- **Exercise objective**: Write out the entries below once more, exactly, with the pictures left out.

Some records
◇ ◇ ◇
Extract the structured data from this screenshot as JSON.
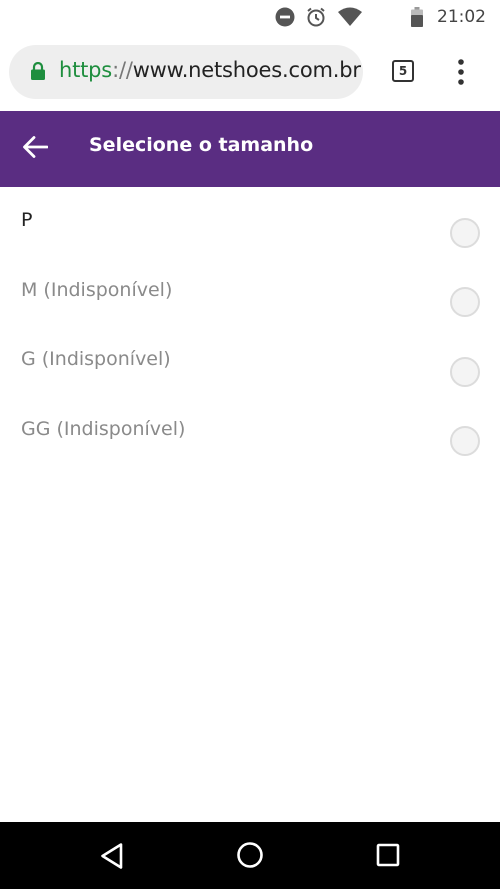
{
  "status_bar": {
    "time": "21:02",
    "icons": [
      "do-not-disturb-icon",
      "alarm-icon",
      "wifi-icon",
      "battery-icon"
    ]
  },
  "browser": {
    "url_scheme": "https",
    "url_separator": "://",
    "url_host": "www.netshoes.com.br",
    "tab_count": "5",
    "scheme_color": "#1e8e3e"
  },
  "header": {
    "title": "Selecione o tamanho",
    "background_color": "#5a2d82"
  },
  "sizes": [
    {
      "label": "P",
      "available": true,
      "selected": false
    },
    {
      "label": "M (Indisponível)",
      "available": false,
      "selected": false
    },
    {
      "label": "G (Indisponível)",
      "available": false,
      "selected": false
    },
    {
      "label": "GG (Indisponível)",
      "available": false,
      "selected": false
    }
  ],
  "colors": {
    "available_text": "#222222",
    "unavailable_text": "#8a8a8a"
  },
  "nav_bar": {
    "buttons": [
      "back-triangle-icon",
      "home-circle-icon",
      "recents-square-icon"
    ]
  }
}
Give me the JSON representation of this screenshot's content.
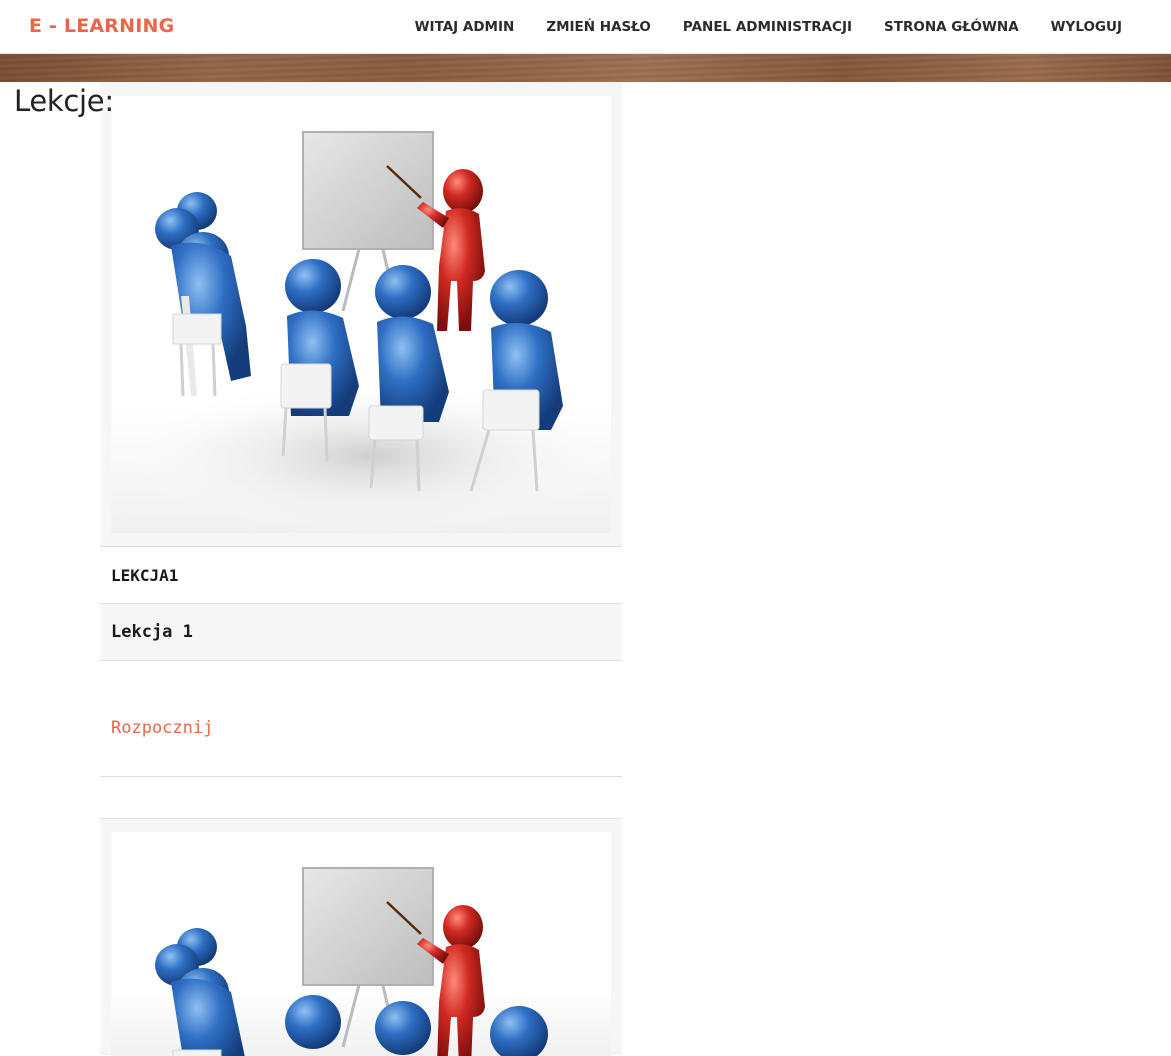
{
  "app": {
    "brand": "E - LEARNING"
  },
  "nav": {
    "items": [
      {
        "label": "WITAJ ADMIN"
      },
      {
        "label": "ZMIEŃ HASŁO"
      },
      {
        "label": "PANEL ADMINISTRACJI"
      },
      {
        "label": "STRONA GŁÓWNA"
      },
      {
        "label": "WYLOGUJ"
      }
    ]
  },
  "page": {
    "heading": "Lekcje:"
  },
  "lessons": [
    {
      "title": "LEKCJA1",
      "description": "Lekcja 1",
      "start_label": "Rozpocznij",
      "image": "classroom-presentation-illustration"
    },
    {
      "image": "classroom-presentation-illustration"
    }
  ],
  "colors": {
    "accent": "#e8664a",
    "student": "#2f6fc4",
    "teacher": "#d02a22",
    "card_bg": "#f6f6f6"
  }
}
◇ ◇ ◇
- **Task answer**:
Extract the structured data from this screenshot as JSON.
{
  "status_bar": {
    "time": "21:02",
    "icons": [
      "do-not-disturb-icon",
      "alarm-icon",
      "wifi-icon",
      "battery-icon"
    ]
  },
  "browser": {
    "url_scheme": "https",
    "url_separator": "://",
    "url_host": "www.netshoes.com.br",
    "tab_count": "5",
    "scheme_color": "#1e8e3e"
  },
  "header": {
    "title": "Selecione o tamanho",
    "background_color": "#5a2d82"
  },
  "sizes": [
    {
      "label": "P",
      "available": true,
      "selected": false
    },
    {
      "label": "M (Indisponível)",
      "available": false,
      "selected": false
    },
    {
      "label": "G (Indisponível)",
      "available": false,
      "selected": false
    },
    {
      "label": "GG (Indisponível)",
      "available": false,
      "selected": false
    }
  ],
  "colors": {
    "available_text": "#222222",
    "unavailable_text": "#8a8a8a"
  },
  "nav_bar": {
    "buttons": [
      "back-triangle-icon",
      "home-circle-icon",
      "recents-square-icon"
    ]
  }
}
Give me the JSON representation of this screenshot's content.
{
  "app": {
    "brand": "E - LEARNING"
  },
  "nav": {
    "items": [
      {
        "label": "WITAJ ADMIN"
      },
      {
        "label": "ZMIEŃ HASŁO"
      },
      {
        "label": "PANEL ADMINISTRACJI"
      },
      {
        "label": "STRONA GŁÓWNA"
      },
      {
        "label": "WYLOGUJ"
      }
    ]
  },
  "page": {
    "heading": "Lekcje:"
  },
  "lessons": [
    {
      "title": "LEKCJA1",
      "description": "Lekcja 1",
      "start_label": "Rozpocznij",
      "image": "classroom-presentation-illustration"
    },
    {
      "image": "classroom-presentation-illustration"
    }
  ],
  "colors": {
    "accent": "#e8664a",
    "student": "#2f6fc4",
    "teacher": "#d02a22",
    "card_bg": "#f6f6f6"
  }
}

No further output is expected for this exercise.